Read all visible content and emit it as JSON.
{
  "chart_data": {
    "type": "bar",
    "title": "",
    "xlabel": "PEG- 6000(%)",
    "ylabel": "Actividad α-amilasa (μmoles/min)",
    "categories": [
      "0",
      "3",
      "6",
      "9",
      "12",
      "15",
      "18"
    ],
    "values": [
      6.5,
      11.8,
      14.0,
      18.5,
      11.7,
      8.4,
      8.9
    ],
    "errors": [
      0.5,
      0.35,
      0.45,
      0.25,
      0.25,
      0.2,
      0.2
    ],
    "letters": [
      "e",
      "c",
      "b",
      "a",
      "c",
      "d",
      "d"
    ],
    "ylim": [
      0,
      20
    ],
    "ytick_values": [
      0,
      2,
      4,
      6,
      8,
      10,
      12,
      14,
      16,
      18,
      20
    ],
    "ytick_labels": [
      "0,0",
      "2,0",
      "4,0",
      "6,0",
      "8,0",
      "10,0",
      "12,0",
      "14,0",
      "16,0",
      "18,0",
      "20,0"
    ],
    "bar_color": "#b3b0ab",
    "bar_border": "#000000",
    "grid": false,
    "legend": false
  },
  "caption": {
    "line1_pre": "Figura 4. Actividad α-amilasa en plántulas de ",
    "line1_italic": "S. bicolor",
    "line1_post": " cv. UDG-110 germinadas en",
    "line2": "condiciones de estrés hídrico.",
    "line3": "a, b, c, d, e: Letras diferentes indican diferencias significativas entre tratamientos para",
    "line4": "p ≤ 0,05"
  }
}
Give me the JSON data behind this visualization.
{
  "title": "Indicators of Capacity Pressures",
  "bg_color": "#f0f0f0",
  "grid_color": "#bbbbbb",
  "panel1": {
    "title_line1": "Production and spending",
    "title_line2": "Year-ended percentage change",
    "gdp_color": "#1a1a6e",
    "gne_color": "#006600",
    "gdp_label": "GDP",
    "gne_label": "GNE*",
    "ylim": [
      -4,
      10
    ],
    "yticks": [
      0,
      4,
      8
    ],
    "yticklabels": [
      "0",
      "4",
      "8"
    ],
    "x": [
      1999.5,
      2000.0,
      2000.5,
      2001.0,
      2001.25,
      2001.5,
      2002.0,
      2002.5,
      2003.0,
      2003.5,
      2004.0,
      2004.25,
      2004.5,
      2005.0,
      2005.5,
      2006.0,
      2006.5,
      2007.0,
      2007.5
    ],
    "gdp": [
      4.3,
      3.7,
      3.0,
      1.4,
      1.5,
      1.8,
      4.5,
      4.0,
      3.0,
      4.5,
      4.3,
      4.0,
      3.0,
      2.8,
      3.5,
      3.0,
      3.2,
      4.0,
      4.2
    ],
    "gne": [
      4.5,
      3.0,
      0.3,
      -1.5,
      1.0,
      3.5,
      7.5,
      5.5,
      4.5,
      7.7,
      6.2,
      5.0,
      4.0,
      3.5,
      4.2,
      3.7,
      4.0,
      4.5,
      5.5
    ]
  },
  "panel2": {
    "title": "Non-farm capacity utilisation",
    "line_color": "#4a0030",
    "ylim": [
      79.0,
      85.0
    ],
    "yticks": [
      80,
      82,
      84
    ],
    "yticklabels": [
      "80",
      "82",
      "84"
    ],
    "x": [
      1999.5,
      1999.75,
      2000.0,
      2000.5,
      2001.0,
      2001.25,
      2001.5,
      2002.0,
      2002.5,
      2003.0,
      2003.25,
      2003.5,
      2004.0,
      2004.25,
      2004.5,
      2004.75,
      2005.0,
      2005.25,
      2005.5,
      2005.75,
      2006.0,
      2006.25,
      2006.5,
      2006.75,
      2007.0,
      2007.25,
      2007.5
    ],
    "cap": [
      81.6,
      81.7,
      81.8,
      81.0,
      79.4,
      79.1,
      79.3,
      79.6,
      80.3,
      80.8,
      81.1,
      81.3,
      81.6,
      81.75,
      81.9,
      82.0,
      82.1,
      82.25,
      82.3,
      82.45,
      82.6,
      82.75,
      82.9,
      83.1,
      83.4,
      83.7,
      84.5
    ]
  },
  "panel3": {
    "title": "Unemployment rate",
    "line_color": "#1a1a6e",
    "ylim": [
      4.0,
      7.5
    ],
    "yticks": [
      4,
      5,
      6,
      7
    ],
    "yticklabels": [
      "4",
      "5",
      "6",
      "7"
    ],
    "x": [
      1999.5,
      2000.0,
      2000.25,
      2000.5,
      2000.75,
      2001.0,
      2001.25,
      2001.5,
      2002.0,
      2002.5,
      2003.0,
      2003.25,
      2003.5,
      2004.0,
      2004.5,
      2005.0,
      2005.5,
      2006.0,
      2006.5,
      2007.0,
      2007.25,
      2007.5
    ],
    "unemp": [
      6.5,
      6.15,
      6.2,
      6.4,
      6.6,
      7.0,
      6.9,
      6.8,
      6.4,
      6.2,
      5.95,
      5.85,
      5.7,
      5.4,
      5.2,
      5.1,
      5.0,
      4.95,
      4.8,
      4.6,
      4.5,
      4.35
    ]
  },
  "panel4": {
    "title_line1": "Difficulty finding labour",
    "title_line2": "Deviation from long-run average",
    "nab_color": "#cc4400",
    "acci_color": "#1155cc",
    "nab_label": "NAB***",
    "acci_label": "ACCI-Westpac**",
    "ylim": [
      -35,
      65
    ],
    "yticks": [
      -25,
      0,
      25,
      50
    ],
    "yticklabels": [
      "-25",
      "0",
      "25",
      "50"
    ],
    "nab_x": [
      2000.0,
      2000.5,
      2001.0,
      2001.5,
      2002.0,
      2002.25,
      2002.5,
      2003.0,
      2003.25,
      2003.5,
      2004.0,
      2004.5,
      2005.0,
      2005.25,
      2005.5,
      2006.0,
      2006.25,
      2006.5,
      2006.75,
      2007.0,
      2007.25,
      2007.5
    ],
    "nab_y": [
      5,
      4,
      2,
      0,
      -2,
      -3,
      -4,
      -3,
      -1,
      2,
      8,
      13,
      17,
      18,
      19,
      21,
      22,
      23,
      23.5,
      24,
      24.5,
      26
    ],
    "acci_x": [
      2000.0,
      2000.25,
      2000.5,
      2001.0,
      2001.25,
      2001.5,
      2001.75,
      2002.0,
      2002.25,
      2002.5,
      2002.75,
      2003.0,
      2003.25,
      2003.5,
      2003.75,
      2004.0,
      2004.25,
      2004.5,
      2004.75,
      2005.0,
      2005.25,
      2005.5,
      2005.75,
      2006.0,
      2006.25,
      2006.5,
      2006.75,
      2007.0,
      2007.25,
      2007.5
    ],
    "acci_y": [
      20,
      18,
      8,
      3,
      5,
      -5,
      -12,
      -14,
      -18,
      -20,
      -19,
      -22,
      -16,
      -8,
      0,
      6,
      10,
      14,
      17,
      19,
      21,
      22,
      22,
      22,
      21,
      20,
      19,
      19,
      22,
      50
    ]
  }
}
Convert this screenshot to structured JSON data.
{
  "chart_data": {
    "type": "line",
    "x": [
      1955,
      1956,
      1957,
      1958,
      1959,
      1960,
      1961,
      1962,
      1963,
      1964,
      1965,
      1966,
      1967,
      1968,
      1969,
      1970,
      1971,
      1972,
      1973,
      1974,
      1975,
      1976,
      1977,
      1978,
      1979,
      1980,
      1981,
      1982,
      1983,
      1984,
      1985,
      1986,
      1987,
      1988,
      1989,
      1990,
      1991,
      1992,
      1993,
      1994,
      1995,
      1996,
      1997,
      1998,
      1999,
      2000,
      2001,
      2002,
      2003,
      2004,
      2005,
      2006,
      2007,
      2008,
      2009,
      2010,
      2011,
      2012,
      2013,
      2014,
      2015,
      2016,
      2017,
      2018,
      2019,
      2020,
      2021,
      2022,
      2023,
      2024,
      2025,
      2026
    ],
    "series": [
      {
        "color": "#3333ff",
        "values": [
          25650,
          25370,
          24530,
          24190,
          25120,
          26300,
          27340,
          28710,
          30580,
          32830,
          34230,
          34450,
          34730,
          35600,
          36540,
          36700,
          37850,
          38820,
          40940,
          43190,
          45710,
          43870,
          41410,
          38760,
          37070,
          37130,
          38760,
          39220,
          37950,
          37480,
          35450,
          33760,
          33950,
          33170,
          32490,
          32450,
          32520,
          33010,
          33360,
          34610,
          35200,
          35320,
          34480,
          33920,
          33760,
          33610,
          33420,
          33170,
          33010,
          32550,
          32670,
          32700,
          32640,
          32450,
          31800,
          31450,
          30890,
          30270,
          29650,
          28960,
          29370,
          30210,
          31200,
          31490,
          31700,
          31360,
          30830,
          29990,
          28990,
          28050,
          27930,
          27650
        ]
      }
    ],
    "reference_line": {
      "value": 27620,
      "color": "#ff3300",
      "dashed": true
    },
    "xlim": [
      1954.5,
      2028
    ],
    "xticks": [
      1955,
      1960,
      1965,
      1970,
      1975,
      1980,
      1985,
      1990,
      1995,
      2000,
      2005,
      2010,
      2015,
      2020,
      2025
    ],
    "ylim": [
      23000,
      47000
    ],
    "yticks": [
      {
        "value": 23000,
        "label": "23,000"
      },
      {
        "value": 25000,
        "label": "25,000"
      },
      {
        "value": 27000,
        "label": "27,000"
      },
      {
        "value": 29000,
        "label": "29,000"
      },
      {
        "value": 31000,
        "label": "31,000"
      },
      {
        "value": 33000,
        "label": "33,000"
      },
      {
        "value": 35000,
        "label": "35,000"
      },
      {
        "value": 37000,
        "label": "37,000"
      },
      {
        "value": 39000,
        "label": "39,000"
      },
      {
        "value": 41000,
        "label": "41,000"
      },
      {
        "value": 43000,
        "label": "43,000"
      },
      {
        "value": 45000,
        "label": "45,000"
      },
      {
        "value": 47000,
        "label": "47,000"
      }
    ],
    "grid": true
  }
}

_TO DO_
Among the lines of the data above, count those holding "amilasa" and state only the number.

_RESPONSE TO THIS EXERCISE_
2